**RECORDS TO USE**
start

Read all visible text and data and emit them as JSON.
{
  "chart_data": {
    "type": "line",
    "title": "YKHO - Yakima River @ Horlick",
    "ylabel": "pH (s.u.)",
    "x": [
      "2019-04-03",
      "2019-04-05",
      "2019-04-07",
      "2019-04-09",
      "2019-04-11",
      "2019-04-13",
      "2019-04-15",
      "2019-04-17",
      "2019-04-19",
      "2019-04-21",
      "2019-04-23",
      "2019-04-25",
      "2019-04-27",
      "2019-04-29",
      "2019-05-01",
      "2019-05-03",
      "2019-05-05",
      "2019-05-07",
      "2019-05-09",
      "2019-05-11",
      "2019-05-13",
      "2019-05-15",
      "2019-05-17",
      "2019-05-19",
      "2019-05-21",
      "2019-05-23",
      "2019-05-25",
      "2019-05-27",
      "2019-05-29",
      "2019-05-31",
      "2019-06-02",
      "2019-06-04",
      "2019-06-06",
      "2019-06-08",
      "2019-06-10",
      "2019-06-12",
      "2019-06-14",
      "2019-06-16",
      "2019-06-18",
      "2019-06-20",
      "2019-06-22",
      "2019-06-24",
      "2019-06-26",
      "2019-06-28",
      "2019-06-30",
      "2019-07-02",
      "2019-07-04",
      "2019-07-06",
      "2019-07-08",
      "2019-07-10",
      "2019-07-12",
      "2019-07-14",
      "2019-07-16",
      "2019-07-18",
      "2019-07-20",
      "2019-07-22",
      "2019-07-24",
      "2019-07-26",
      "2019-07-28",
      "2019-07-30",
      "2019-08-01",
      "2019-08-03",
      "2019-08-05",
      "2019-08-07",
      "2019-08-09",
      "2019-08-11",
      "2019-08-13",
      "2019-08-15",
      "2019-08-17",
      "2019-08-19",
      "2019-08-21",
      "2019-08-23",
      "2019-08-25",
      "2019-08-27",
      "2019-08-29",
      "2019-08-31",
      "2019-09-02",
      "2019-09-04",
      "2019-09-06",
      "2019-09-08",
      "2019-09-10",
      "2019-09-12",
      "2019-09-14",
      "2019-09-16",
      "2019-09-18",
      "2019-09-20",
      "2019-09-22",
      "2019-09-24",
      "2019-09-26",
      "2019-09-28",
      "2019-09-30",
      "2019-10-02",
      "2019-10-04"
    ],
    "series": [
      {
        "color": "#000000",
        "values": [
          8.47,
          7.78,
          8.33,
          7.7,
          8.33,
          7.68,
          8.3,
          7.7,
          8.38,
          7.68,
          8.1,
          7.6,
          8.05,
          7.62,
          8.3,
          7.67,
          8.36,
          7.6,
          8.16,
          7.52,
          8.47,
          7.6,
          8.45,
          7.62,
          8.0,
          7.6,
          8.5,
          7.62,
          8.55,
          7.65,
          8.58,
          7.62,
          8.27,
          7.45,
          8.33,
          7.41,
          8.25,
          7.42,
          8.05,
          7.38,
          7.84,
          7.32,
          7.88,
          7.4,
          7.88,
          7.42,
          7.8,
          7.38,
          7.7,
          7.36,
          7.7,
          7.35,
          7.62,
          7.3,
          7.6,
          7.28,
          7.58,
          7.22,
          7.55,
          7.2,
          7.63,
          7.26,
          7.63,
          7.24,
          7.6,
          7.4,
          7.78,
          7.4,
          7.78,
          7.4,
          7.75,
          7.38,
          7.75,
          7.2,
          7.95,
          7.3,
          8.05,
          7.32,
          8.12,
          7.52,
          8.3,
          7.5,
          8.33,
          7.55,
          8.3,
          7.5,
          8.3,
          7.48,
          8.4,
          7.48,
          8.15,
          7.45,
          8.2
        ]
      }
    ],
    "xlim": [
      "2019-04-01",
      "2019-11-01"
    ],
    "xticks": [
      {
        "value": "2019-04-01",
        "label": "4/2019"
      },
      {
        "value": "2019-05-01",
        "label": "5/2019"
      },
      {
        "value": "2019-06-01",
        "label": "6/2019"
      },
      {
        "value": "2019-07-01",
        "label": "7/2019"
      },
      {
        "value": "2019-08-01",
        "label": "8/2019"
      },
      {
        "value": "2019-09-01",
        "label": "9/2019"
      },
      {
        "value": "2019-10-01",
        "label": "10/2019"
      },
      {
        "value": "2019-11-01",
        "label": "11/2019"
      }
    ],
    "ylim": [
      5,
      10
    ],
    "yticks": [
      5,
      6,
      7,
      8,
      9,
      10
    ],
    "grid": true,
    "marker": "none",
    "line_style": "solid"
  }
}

end
start

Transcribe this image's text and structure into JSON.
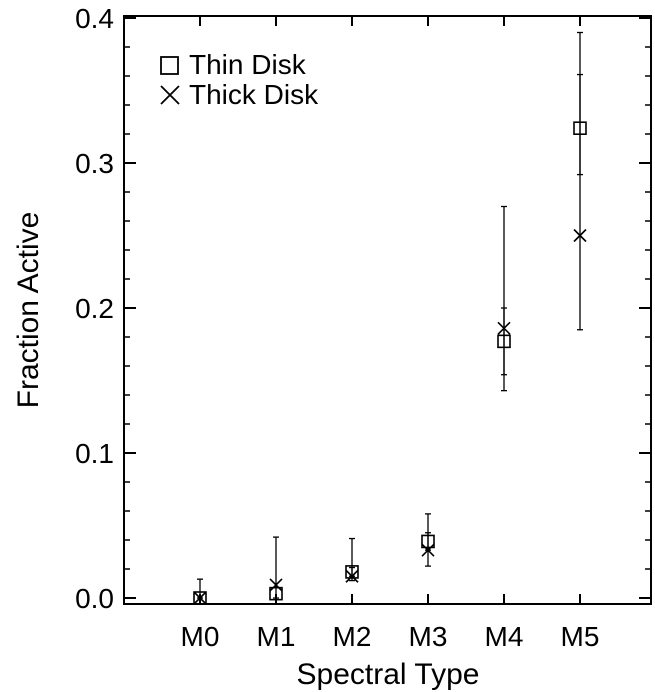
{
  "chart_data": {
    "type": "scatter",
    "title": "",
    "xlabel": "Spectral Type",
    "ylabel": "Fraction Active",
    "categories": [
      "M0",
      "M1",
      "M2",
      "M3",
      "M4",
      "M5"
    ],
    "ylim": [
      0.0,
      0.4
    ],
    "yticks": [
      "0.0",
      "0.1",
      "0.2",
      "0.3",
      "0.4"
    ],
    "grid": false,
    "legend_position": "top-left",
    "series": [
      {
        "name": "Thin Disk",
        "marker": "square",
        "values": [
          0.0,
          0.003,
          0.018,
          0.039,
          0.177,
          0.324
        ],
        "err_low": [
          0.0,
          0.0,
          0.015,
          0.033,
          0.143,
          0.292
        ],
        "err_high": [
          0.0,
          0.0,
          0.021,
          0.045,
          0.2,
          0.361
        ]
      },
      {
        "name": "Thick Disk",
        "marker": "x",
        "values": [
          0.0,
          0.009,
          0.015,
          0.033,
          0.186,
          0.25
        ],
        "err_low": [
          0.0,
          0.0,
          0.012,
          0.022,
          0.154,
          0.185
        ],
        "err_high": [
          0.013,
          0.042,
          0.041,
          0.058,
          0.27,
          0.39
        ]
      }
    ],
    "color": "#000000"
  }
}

end

**EXERCISE**
Pick out the lines that contain "title" and copy them.

**RESPONSE TO THE TASK**
    "title": "YKHO - Yakima River @ Horlick",
    "title": "",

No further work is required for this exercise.